_JOB_
Quote all entries exactly, leaving pictures aside.

━━━━━ EXCERPTED RECORDS

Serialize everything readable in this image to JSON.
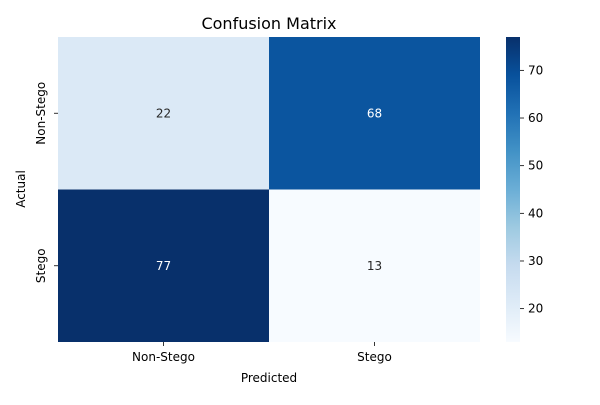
{
  "chart_data": {
    "type": "heatmap",
    "title": "Confusion Matrix",
    "xlabel": "Predicted",
    "ylabel": "Actual",
    "x_categories": [
      "Non-Stego",
      "Stego"
    ],
    "y_categories": [
      "Non-Stego",
      "Stego"
    ],
    "values": [
      [
        22,
        68
      ],
      [
        77,
        13
      ]
    ],
    "colorbar": {
      "min": 13,
      "max": 77,
      "ticks": [
        20,
        30,
        40,
        50,
        60,
        70
      ],
      "colormap": "Blues"
    },
    "grid": false,
    "legend": "colorbar-right"
  }
}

━━━━━━━━━━

_OUTPUT OF THE TASK_
Serialize everything readable in this image to JSON.
{
  "chart_data": {
    "type": "heatmap",
    "title": "Confusion Matrix",
    "xlabel": "Predicted",
    "ylabel": "Actual",
    "x_categories": [
      "Non-Stego",
      "Stego"
    ],
    "y_categories": [
      "Non-Stego",
      "Stego"
    ],
    "values": [
      [
        22,
        68
      ],
      [
        77,
        13
      ]
    ],
    "colorbar": {
      "min": 13,
      "max": 77,
      "ticks": [
        20,
        30,
        40,
        50,
        60,
        70
      ],
      "colormap": "Blues"
    },
    "grid": false,
    "legend": "colorbar-right"
  }
}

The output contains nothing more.